» TASK DIRECTIONS: Check every line of the entries below for the word "Extremos", and copy the ones that have it.

» SOURCE DATA:
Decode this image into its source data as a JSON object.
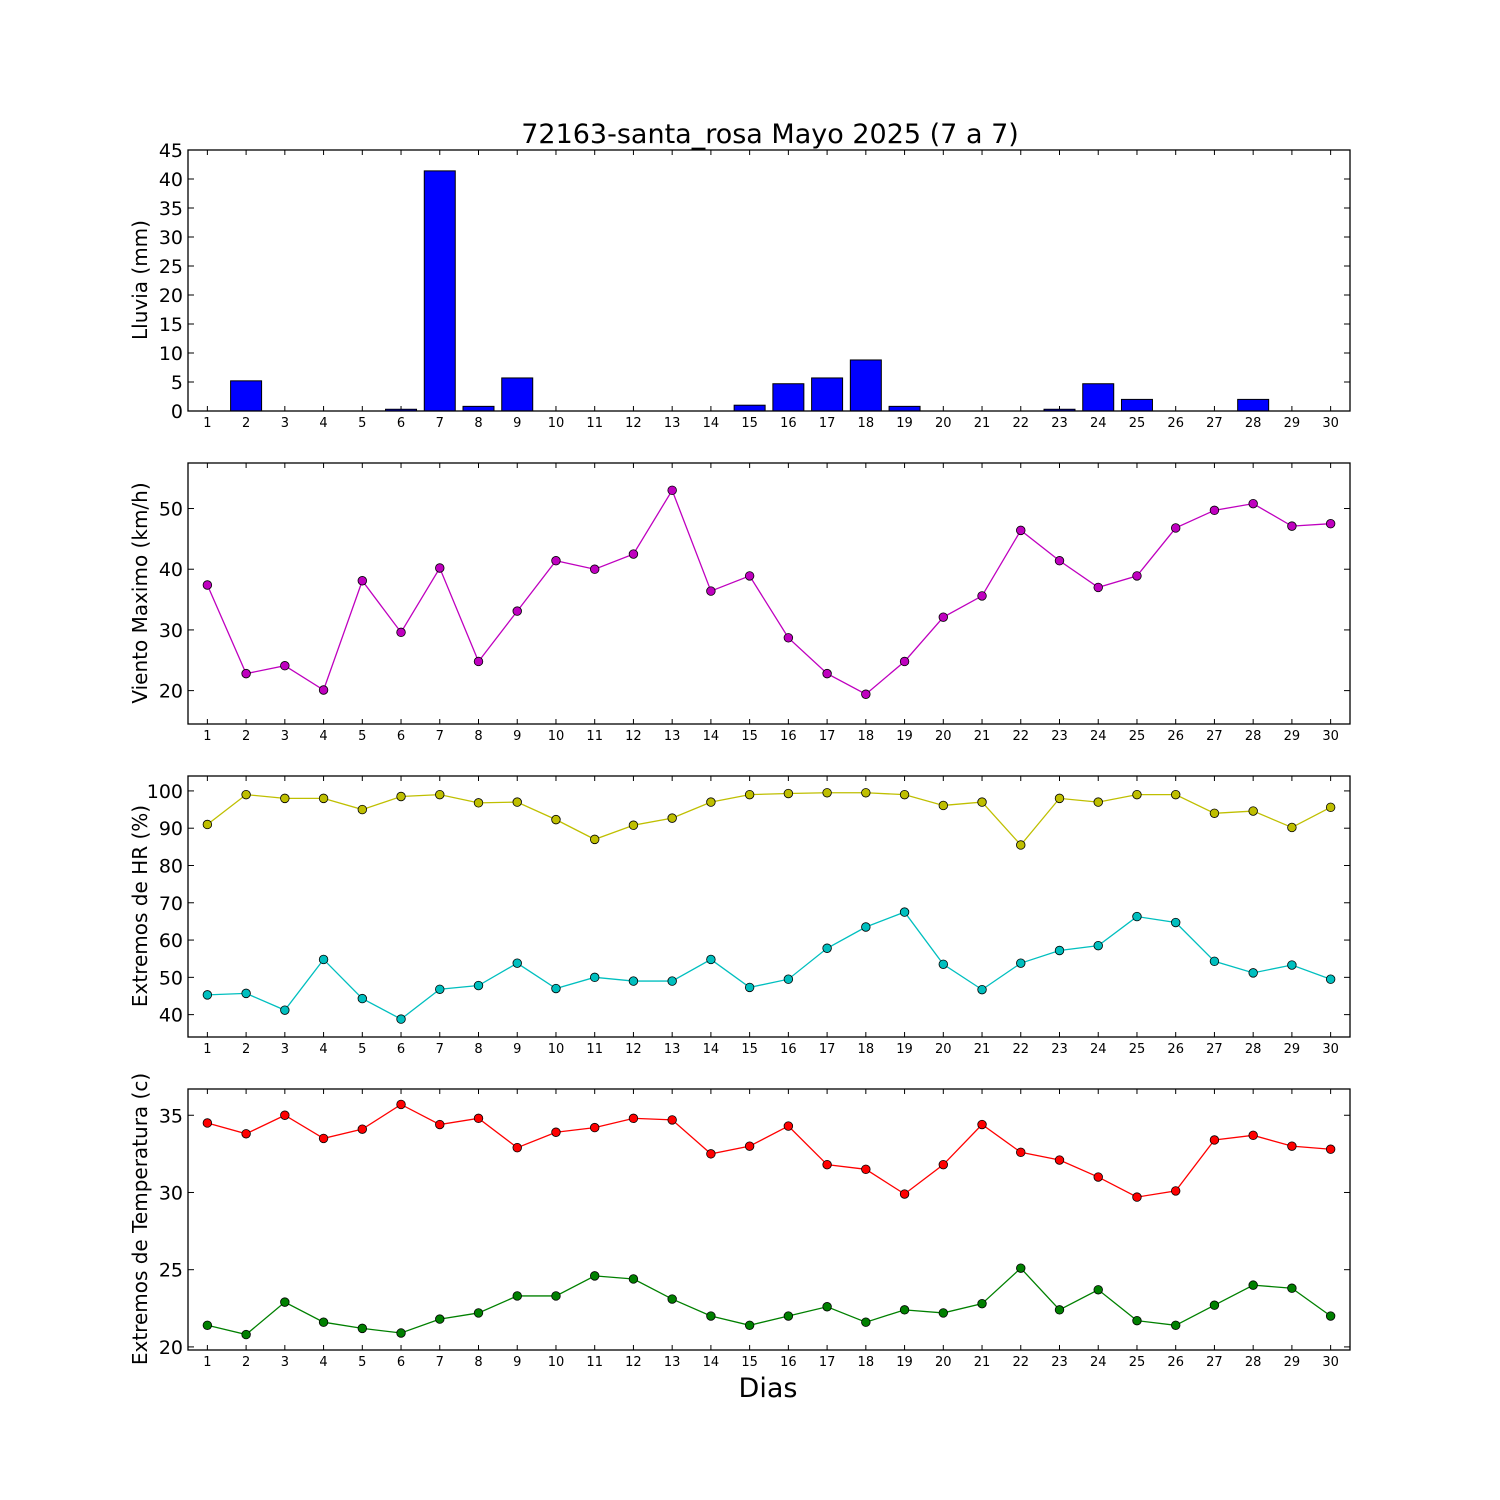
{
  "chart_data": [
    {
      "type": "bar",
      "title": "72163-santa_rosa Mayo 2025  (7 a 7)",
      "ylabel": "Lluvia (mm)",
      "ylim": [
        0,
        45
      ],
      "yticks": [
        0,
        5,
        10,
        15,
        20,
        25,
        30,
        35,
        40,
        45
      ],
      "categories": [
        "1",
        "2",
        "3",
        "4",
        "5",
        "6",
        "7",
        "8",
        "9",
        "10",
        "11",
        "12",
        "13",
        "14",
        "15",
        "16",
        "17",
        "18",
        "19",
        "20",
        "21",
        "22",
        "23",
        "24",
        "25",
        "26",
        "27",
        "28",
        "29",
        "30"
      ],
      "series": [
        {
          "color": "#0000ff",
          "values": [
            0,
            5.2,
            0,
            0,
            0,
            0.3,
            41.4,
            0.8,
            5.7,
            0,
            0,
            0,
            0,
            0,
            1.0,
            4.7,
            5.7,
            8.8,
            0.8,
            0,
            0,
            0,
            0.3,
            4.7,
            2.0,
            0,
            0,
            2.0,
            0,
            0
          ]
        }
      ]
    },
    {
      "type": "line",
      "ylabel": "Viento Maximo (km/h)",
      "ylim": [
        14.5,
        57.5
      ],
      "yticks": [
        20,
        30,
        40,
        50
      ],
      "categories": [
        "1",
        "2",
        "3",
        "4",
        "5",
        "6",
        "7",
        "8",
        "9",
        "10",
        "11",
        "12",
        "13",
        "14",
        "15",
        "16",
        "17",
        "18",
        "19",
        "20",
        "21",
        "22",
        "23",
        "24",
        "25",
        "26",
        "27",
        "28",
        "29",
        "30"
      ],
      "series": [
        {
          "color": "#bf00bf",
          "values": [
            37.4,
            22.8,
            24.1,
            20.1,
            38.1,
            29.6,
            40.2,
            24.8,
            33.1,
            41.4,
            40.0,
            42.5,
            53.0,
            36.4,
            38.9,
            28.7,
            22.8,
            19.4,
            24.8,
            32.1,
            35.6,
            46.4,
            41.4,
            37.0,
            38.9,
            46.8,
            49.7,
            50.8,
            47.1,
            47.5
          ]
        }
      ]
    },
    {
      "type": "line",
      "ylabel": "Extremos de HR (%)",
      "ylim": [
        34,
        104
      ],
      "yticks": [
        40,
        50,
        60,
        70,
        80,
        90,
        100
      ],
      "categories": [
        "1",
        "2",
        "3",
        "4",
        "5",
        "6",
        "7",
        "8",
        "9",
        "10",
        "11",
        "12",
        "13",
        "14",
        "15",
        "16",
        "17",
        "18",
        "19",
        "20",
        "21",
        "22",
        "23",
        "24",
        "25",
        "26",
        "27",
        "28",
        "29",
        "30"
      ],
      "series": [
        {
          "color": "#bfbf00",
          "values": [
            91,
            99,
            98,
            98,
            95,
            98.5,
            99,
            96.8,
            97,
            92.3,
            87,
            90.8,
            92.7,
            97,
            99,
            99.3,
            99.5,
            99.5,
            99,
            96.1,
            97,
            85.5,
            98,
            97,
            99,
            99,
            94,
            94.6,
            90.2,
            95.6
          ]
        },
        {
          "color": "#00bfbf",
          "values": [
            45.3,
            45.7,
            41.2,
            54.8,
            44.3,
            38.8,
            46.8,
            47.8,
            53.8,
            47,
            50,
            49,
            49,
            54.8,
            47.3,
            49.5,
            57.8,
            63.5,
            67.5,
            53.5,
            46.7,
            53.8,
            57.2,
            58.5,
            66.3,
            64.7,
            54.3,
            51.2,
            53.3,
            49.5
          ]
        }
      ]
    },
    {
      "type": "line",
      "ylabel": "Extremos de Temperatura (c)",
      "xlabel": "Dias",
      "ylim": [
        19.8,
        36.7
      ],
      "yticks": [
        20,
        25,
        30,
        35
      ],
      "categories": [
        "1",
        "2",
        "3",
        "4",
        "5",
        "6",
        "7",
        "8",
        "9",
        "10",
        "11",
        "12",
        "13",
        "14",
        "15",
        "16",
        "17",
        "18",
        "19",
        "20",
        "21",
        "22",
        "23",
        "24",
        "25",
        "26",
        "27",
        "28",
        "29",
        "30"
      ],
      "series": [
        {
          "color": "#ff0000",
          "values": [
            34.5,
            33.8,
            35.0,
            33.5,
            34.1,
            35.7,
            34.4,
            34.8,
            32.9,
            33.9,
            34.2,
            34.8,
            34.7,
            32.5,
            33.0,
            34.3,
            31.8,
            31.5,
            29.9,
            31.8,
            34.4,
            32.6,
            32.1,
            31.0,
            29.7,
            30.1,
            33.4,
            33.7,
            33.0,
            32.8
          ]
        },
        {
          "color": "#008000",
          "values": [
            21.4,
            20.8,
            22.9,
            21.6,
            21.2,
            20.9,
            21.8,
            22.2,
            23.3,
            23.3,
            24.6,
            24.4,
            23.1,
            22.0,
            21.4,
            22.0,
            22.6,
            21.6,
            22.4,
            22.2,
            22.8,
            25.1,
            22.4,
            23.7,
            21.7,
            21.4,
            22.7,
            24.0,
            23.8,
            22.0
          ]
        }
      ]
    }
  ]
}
---
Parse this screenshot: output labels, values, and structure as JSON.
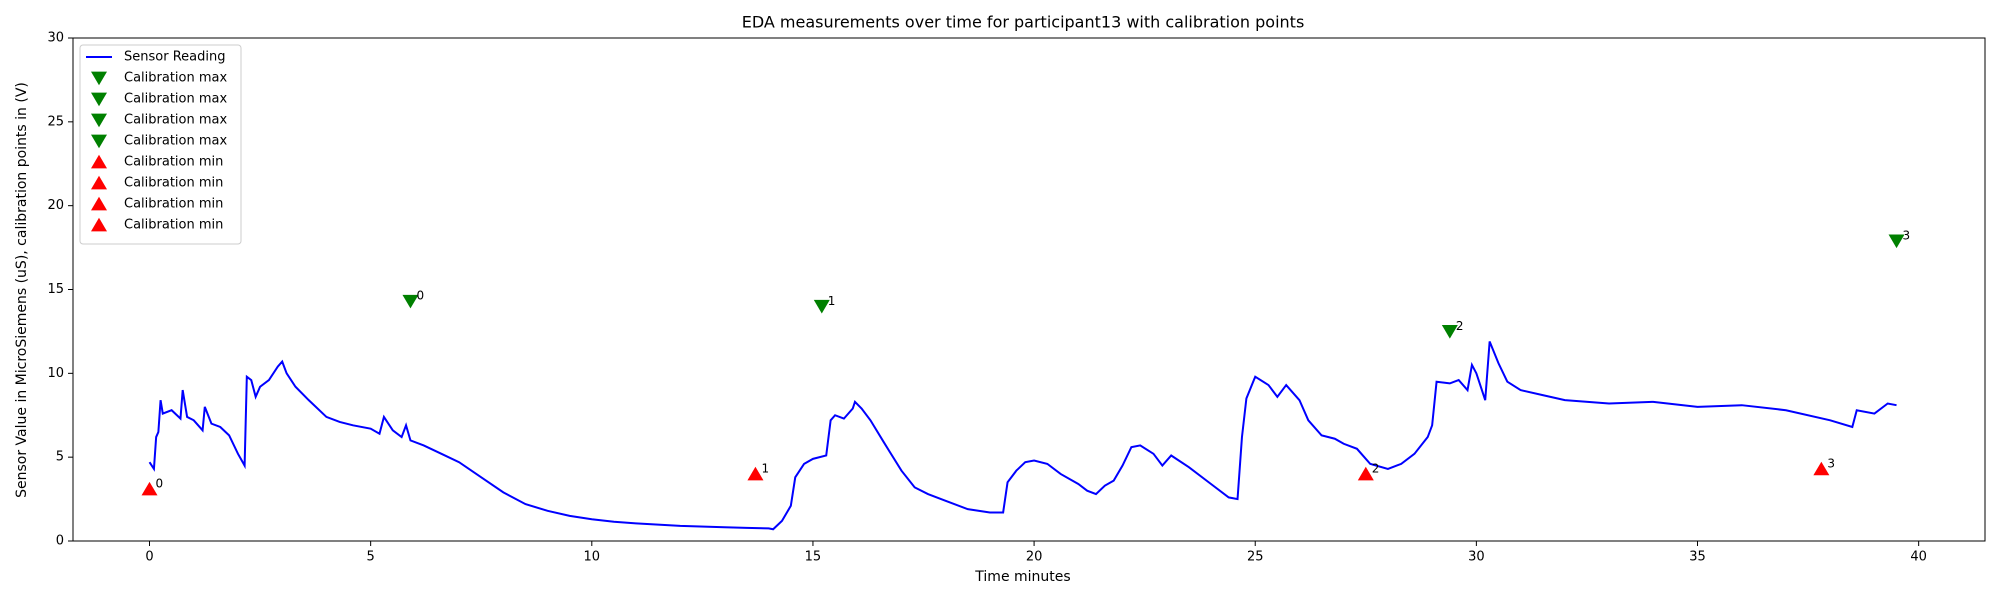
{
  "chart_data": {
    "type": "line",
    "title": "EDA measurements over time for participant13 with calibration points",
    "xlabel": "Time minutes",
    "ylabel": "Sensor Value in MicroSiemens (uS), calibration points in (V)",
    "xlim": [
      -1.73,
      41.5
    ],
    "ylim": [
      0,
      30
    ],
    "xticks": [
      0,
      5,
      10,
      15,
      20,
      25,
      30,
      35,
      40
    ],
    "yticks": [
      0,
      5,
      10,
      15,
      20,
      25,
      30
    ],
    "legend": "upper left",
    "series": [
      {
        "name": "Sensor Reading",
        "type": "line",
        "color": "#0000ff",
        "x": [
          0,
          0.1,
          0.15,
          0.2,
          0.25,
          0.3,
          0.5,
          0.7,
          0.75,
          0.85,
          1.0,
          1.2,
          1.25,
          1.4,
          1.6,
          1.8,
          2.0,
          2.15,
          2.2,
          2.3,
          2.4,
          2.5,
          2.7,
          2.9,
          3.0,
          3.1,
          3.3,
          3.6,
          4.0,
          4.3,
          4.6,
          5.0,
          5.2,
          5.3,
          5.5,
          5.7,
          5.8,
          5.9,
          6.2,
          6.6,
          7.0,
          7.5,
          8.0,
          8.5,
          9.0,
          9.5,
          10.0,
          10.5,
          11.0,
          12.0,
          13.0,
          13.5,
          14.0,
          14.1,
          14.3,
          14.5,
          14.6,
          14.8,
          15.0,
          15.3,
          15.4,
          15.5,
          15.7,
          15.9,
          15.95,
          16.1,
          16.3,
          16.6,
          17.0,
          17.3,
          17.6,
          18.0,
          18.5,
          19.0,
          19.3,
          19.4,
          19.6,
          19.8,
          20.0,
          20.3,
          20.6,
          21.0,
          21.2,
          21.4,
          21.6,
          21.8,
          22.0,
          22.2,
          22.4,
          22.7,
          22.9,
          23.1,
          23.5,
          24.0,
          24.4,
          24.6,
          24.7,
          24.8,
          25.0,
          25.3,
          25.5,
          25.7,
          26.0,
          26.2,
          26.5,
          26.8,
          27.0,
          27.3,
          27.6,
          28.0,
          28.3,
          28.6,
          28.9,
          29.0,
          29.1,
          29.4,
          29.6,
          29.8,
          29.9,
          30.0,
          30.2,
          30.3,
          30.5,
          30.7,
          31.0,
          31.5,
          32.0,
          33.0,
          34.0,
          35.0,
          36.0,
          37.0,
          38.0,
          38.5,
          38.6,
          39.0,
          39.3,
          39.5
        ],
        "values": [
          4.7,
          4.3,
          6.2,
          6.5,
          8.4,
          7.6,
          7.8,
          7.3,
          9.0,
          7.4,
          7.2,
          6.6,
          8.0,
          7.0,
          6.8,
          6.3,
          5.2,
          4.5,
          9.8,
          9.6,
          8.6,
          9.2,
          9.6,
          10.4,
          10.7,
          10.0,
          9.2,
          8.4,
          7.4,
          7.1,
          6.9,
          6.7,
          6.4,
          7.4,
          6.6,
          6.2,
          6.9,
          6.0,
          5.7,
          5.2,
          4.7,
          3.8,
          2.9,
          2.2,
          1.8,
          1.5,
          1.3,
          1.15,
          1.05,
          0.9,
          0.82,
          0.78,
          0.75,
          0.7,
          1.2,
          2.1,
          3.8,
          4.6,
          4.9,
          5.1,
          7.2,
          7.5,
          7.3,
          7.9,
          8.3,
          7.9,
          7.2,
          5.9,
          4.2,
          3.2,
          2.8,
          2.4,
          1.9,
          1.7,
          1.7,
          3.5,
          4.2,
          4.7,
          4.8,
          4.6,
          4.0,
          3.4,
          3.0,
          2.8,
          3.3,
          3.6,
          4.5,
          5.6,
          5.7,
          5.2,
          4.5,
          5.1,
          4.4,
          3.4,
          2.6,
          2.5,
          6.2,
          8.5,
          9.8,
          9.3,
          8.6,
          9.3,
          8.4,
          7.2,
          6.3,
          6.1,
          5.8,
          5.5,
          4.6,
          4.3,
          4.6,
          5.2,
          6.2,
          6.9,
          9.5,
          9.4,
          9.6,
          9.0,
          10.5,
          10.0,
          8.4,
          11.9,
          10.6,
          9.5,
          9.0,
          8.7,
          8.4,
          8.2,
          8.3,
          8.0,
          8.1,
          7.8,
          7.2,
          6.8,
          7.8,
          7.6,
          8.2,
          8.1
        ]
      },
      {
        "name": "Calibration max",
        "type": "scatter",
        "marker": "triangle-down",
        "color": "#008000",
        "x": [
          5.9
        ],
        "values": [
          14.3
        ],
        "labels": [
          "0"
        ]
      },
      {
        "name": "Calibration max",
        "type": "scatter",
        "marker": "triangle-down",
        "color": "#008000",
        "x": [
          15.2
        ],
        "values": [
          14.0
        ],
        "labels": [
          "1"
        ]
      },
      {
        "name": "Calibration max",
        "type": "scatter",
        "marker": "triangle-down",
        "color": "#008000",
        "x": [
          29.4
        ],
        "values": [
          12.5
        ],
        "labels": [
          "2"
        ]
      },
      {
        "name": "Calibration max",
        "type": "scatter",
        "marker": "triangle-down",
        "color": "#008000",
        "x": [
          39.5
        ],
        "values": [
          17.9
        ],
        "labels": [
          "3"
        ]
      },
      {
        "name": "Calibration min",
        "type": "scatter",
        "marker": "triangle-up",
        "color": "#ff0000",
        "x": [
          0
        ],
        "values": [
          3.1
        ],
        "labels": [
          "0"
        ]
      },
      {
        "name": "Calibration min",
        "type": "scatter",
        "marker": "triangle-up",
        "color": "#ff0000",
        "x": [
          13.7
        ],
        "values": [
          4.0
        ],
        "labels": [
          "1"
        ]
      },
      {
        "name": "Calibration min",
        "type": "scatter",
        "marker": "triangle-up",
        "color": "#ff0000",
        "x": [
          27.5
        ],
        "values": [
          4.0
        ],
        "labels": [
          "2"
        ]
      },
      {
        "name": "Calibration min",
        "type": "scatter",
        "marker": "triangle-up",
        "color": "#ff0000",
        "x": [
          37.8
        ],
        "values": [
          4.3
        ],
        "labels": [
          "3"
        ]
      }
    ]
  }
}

» THE ANSWER:
      "ylabel": "Extremos de HR (%)",
      "ylabel": "Extremos de Temperatura (c)",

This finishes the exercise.